* **MATERIAL SHOWN**:
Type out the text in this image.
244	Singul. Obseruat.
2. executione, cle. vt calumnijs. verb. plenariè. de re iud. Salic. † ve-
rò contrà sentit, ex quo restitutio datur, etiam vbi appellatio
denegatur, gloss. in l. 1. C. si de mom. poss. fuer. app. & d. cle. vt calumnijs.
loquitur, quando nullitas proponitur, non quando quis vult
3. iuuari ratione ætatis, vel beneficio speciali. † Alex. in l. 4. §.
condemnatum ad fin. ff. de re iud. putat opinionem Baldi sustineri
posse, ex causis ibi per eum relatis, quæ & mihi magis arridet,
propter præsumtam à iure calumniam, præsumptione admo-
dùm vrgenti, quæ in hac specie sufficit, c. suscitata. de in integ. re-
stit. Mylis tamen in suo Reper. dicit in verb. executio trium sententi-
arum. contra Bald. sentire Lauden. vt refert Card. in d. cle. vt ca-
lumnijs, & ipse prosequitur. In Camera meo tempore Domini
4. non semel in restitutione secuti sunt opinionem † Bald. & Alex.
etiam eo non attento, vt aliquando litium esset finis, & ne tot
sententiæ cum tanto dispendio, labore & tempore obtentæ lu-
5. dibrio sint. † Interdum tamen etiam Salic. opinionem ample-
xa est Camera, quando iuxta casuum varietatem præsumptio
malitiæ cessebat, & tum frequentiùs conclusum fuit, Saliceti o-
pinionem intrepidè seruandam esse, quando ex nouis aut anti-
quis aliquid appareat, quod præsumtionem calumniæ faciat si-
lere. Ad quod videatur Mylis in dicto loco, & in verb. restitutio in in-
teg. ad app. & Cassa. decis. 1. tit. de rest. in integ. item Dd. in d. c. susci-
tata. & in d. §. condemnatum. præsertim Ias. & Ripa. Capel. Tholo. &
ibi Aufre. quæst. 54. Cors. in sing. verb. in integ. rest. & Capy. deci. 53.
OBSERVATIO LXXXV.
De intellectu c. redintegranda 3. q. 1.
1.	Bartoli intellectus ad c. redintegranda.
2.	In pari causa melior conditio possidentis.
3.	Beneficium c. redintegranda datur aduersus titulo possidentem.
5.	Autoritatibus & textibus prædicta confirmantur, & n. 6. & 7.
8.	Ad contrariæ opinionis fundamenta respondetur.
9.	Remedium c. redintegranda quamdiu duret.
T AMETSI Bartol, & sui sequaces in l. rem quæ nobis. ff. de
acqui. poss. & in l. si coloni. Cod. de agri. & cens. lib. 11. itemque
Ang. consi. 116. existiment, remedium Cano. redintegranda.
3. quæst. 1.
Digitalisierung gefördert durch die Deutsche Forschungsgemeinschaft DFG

==

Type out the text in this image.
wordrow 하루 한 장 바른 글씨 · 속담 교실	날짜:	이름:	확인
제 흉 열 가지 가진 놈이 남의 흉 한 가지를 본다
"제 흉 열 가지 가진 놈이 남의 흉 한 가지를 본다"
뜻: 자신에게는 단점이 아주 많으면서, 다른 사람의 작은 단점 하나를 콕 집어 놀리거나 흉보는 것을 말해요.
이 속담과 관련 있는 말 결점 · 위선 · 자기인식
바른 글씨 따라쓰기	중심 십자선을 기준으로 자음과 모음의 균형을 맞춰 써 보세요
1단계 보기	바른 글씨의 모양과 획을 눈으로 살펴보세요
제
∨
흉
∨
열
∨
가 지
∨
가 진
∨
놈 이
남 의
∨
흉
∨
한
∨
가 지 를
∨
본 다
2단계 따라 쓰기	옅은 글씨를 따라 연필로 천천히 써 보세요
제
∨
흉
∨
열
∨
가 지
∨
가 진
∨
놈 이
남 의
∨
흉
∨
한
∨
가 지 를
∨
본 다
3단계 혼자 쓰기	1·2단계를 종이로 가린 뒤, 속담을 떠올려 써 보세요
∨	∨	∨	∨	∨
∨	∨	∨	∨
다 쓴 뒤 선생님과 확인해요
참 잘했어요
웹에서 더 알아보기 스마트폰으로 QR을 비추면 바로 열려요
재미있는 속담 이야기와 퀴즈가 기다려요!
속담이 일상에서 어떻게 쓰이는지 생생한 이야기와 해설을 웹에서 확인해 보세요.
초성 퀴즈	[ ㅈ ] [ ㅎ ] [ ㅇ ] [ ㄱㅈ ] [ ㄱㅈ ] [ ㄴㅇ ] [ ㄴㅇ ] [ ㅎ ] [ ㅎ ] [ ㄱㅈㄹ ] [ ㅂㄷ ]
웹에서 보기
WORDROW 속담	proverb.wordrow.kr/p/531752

* **WHAT NEEDS TO BE DONE**:
Out of the material above, gather each line where "calumnijs" appears.

* **EXPECTED ANSWER**:
2. executione, cle. vt calumnijs. verb. plenariè. de re iud. Salic. † ve-
denegatur, gloss. in l. 1. C. si de mom. poss. fuer. app. & d. cle. vt calumnijs.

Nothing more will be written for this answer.